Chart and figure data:
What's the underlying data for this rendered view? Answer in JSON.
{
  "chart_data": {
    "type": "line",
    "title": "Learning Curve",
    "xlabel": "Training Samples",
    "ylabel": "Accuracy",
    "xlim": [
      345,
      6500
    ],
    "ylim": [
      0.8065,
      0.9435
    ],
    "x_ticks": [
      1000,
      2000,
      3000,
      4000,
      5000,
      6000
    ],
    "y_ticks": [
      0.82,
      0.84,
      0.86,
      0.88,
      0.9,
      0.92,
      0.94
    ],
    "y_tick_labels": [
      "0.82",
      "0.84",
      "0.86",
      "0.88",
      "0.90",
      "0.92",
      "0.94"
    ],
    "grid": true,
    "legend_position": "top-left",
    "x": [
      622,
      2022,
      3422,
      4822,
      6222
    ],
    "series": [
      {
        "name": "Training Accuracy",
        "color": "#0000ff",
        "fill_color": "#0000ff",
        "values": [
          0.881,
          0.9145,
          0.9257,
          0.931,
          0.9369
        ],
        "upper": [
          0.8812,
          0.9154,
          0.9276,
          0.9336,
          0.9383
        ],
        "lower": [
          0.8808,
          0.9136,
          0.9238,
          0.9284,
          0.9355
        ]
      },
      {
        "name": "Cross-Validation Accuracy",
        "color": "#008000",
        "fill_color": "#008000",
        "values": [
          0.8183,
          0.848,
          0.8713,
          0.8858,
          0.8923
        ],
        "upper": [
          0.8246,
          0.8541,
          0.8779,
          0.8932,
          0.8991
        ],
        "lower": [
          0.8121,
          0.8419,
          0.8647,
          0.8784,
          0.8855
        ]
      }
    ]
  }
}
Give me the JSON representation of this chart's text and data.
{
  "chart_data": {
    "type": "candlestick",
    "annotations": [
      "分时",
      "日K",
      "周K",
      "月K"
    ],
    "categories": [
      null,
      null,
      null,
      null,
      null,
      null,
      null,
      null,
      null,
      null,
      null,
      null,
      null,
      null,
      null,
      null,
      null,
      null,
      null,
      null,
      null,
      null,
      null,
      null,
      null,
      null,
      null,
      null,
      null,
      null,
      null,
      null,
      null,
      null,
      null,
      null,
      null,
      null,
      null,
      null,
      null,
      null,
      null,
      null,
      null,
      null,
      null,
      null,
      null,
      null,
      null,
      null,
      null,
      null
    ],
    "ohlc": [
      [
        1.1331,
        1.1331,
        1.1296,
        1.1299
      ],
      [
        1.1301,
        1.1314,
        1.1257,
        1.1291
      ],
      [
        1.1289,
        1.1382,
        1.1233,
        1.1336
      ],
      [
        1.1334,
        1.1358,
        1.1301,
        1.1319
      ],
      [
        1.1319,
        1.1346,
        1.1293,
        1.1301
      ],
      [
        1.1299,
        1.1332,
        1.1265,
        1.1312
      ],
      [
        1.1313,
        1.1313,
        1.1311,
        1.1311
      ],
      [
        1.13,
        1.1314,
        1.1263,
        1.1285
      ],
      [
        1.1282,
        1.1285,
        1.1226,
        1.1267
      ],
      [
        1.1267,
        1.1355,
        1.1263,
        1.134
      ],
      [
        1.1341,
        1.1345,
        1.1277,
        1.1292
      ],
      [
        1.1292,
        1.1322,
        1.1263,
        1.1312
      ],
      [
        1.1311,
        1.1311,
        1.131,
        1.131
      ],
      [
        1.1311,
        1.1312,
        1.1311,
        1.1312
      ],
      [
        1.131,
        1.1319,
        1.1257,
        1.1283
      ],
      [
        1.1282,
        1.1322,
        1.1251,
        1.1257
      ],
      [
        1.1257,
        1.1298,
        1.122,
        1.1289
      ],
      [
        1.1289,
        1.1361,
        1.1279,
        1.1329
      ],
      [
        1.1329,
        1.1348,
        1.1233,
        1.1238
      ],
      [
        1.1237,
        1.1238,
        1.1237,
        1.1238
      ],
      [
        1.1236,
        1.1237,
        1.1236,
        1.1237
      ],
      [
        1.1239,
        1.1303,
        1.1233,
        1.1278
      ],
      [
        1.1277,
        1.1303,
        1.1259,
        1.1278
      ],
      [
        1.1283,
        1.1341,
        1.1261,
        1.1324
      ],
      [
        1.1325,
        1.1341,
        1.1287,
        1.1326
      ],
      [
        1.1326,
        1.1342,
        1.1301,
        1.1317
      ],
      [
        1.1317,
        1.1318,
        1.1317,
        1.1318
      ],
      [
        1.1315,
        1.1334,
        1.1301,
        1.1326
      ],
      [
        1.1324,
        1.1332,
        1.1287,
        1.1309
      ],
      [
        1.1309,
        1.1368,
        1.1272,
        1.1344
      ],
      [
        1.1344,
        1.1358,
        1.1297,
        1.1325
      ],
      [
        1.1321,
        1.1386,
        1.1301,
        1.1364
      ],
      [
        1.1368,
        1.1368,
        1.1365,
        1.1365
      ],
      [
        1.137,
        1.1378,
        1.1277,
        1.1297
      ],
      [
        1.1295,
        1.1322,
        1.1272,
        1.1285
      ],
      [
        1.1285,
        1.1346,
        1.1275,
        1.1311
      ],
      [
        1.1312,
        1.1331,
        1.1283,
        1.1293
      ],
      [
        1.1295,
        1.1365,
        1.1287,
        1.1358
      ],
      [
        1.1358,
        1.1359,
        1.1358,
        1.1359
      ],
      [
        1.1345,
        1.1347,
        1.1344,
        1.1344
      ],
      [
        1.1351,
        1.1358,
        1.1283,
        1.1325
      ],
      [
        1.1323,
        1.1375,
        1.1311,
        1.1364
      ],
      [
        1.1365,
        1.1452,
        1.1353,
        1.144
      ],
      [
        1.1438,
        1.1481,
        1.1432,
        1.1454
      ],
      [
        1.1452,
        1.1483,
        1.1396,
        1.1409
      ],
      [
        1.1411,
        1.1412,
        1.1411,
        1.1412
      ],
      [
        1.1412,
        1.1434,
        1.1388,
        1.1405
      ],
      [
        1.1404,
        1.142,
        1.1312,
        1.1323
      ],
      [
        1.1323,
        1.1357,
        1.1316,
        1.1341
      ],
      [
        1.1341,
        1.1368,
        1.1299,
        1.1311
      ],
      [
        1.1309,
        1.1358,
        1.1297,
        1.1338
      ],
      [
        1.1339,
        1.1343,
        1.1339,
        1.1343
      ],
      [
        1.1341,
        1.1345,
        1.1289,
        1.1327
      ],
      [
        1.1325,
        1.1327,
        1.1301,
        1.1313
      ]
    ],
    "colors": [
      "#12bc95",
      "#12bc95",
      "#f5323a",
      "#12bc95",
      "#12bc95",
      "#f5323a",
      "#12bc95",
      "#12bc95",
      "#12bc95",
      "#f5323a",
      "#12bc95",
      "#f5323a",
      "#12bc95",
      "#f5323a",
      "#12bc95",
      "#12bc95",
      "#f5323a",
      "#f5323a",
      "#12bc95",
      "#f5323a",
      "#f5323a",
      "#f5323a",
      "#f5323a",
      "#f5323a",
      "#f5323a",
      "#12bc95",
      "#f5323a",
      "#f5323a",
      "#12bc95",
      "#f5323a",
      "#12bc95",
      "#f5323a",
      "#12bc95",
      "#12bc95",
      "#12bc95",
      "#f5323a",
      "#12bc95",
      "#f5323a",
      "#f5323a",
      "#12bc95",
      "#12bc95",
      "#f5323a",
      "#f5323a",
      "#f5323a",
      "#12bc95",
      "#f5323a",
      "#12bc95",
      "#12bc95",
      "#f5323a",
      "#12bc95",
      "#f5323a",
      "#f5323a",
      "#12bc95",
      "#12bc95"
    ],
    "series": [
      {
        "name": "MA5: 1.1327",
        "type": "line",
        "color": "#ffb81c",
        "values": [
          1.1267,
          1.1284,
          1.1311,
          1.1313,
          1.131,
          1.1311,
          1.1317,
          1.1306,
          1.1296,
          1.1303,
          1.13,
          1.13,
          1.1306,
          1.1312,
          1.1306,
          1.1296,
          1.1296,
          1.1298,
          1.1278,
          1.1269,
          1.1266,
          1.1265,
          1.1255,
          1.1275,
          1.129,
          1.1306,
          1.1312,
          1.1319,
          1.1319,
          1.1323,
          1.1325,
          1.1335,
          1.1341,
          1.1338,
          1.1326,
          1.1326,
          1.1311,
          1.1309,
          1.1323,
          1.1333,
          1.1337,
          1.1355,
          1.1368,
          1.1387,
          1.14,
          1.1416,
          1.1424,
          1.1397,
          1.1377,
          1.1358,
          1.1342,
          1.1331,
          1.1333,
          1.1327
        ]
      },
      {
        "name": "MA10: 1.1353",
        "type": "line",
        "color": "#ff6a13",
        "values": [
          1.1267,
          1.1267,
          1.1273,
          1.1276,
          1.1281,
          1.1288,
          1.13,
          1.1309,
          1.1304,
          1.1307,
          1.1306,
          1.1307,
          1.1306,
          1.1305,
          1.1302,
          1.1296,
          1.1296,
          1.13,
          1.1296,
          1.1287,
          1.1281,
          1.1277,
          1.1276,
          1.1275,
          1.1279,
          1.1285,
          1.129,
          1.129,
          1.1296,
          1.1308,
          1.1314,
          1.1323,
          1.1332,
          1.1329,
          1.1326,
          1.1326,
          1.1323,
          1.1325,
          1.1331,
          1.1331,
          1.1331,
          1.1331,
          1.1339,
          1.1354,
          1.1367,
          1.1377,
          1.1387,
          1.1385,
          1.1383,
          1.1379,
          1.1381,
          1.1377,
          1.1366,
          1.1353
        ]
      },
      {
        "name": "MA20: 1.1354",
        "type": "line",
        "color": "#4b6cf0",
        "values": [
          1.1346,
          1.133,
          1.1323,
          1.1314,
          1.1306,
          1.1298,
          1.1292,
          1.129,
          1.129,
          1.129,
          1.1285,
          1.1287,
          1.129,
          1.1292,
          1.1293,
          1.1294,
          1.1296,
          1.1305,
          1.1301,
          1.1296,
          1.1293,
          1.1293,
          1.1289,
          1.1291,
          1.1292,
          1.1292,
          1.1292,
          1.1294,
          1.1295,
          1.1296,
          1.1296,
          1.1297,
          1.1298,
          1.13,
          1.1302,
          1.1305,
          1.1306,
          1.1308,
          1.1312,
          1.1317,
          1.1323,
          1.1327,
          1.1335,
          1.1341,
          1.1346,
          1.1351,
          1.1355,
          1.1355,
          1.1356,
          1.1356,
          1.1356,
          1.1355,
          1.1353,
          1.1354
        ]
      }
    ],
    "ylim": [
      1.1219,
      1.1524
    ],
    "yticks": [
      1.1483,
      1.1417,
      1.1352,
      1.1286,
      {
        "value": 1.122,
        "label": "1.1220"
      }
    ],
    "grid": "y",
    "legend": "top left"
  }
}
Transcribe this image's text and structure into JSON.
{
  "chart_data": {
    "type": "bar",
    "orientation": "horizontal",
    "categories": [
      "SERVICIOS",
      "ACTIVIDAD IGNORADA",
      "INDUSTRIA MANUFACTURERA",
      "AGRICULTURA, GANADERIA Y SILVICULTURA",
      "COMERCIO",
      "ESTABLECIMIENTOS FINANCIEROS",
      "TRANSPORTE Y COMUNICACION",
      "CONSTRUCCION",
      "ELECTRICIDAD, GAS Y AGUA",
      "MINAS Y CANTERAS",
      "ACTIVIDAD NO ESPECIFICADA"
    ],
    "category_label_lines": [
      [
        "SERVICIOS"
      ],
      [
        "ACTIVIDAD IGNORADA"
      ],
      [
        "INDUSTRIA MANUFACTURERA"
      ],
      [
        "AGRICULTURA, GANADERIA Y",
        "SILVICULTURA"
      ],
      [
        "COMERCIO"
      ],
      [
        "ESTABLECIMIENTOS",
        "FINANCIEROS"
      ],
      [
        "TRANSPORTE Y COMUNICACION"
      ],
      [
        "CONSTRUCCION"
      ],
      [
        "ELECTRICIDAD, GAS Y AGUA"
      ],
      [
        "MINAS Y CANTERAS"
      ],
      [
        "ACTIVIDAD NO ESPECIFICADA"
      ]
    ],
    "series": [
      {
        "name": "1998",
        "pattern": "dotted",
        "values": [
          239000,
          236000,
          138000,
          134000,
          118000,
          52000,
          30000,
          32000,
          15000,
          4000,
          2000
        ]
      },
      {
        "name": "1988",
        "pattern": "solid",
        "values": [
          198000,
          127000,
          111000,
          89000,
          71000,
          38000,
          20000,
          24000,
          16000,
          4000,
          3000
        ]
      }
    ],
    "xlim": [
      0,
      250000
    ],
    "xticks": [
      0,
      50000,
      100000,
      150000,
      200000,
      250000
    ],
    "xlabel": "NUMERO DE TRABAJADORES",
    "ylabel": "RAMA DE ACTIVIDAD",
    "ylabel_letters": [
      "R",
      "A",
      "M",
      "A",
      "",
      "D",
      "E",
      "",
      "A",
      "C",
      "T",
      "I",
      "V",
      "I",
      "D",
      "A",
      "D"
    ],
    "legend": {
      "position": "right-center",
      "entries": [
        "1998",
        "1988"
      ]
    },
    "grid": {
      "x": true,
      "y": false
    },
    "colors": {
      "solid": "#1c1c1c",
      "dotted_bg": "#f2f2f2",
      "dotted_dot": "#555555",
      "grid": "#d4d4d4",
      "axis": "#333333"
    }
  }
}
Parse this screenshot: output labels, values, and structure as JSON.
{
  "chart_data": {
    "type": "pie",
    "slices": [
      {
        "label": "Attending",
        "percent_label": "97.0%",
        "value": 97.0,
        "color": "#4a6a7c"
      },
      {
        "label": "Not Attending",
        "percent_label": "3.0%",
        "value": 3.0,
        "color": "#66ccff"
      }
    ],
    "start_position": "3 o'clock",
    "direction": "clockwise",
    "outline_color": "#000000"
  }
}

### Work instructions
Pick out and copy every line that contains the word "TRANSPORTE".

### The result
      "TRANSPORTE Y COMUNICACION",
        "TRANSPORTE Y COMUNICACION"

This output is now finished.